◆ Work to complete ◆
Restate the records below word for word, and omit the images they hold.

[start of Records shown]

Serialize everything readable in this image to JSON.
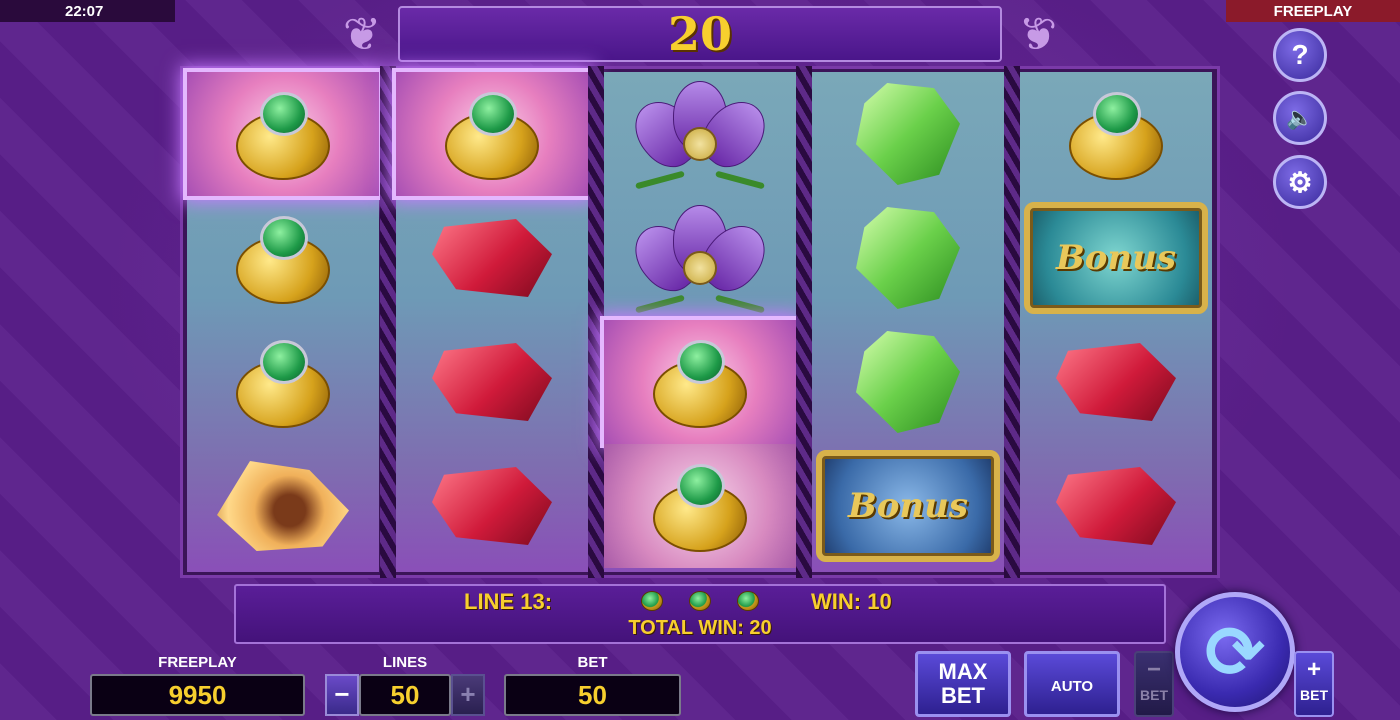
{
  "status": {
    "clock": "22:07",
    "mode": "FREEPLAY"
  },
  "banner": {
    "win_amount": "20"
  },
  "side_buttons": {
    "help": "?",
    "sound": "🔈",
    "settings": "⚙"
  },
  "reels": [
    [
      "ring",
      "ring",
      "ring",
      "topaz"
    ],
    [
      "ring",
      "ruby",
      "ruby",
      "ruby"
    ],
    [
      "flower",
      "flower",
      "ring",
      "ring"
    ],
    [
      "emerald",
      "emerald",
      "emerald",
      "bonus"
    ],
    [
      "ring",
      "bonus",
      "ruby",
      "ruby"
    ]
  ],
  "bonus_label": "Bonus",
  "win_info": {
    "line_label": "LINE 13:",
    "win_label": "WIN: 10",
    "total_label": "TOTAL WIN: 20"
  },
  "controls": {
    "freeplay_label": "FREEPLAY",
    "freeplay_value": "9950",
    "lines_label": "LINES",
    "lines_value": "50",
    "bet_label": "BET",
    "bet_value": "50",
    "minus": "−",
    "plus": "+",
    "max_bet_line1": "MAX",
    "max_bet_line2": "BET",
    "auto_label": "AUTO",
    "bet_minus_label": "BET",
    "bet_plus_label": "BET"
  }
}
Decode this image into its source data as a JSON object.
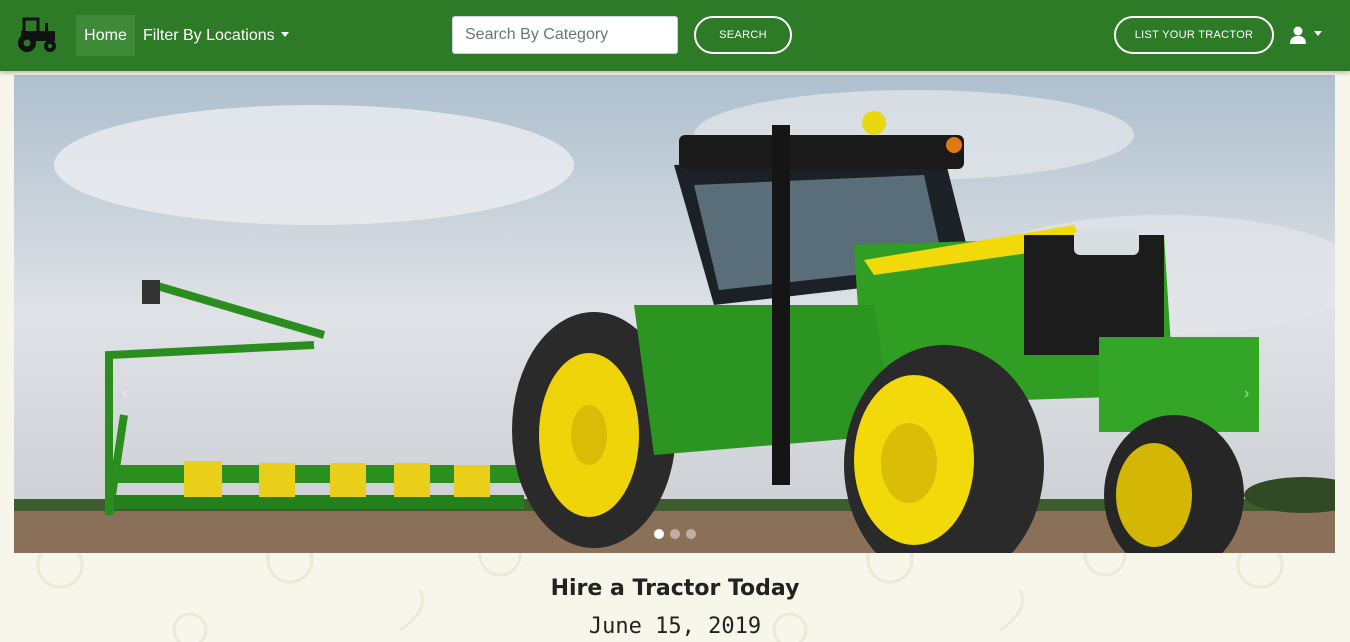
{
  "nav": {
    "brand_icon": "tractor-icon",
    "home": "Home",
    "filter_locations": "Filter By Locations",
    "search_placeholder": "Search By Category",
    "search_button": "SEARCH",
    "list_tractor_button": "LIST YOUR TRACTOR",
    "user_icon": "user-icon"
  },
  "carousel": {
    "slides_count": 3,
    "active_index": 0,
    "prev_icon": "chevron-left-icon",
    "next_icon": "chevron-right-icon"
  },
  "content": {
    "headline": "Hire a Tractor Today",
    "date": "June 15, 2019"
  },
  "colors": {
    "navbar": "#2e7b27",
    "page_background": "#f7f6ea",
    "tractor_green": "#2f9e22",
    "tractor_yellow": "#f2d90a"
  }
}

[end of Records shown]

◆ The output ◆
Serialize everything readable in this image to JSON.
{
  "status": {
    "clock": "22:07",
    "mode": "FREEPLAY"
  },
  "banner": {
    "win_amount": "20"
  },
  "side_buttons": {
    "help": "?",
    "sound": "🔈",
    "settings": "⚙"
  },
  "reels": [
    [
      "ring",
      "ring",
      "ring",
      "topaz"
    ],
    [
      "ring",
      "ruby",
      "ruby",
      "ruby"
    ],
    [
      "flower",
      "flower",
      "ring",
      "ring"
    ],
    [
      "emerald",
      "emerald",
      "emerald",
      "bonus"
    ],
    [
      "ring",
      "bonus",
      "ruby",
      "ruby"
    ]
  ],
  "bonus_label": "Bonus",
  "win_info": {
    "line_label": "LINE 13:",
    "win_label": "WIN: 10",
    "total_label": "TOTAL WIN: 20"
  },
  "controls": {
    "freeplay_label": "FREEPLAY",
    "freeplay_value": "9950",
    "lines_label": "LINES",
    "lines_value": "50",
    "bet_label": "BET",
    "bet_value": "50",
    "minus": "−",
    "plus": "+",
    "max_bet_line1": "MAX",
    "max_bet_line2": "BET",
    "auto_label": "AUTO",
    "bet_minus_label": "BET",
    "bet_plus_label": "BET"
  }
}
Decode this image into its source data as a JSON object.
{
  "nav": {
    "brand_icon": "tractor-icon",
    "home": "Home",
    "filter_locations": "Filter By Locations",
    "search_placeholder": "Search By Category",
    "search_button": "SEARCH",
    "list_tractor_button": "LIST YOUR TRACTOR",
    "user_icon": "user-icon"
  },
  "carousel": {
    "slides_count": 3,
    "active_index": 0,
    "prev_icon": "chevron-left-icon",
    "next_icon": "chevron-right-icon"
  },
  "content": {
    "headline": "Hire a Tractor Today",
    "date": "June 15, 2019"
  },
  "colors": {
    "navbar": "#2e7b27",
    "page_background": "#f7f6ea",
    "tractor_green": "#2f9e22",
    "tractor_yellow": "#f2d90a"
  }
}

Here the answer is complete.